--- Given text Enclosed Below ---

Also consulted with Patrick Hebron about a particular problem with my previous iteration: when a citizen proposes a change in the “Law String,” the voters are chosen purely at random. This means it’s possible for a single ‘voter’ to be consulted multiple times. So we discussed several strategies for making sure that the ‘voters’ are unique.

  1. The first algorithm he suggested was somewhat akin to a Depth-First Search. The idea is to start from the first position of the ‘voters’ array and pick one citizen at random. Then move to the second position, again choose a random citizen, and then check from the beginning of the array to ensure that this voter is not a repeat of a previous random choice. Iterate until all the voters have been chosen. The big problem with this is that its time complexity is geometric (O(b^d) in O-notation). This will be a big problem if I am using a large number of voters, which I would like in principle to be able to do (for statistical comparisons). For example, if I have 10,000 voters, this algorithm could take (10,000 * 10,000) = 100,000,000 iterations to complete.

--- End of Enclosed Given text ---

▸ Task brief
Retype the passage on choosing unique voters, from "1. The first" to "iterations to complete.".

--- Dataset Enclosed Below ---

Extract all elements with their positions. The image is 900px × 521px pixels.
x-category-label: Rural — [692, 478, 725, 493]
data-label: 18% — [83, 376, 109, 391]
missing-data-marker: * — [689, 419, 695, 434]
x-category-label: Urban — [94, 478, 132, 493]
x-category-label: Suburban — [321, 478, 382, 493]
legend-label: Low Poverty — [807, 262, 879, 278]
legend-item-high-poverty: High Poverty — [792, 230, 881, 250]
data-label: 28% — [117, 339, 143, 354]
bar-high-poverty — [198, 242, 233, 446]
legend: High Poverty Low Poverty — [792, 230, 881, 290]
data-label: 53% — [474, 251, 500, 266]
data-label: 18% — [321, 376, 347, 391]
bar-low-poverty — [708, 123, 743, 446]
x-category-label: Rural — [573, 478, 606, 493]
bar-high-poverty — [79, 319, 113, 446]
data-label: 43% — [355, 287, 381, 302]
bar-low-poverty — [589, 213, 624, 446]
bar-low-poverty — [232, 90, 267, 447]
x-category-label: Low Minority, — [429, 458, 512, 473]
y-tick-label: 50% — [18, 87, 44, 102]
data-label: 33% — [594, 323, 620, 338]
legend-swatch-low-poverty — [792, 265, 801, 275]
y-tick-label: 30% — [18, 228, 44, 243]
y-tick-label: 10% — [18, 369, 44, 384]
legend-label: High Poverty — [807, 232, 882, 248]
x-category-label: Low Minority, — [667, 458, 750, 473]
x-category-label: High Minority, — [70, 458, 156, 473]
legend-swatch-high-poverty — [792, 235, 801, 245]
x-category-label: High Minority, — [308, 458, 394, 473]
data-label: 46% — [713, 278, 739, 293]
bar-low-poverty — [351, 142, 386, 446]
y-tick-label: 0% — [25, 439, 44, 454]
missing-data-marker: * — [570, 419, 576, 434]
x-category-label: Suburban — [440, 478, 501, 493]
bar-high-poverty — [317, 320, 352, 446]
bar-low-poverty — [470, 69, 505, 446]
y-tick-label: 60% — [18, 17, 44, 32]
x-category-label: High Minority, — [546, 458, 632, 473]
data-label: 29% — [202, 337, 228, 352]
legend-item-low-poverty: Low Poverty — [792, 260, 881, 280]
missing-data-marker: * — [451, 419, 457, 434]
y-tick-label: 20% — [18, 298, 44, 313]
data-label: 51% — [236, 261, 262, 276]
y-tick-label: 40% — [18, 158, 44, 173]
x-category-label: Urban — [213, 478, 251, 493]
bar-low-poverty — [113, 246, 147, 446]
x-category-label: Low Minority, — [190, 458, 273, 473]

--- End of Enclosed Dataset ---

▸ Task response
1. The first algorithm he suggested was somewhat akin to a Depth-First Search. The idea is to start from the first position of the ‘voters’ array and pick one citizen at random. Then move to the second position, again choose a random citizen, and then check from the beginning of the array to ensure that this voter is not a repeat of a previous random choice. Iterate until all the voters have been chosen. The big problem with this is that its time complexity is geometric (O(b^d) in O-notation). This will be a big problem if I am using a large number of voters, which I would like in principle to be able to do (for statistical comparisons). For example, if I have 10,000 voters, this algorithm could take (10,000 * 10,000) = 100,000,000 iterations to complete.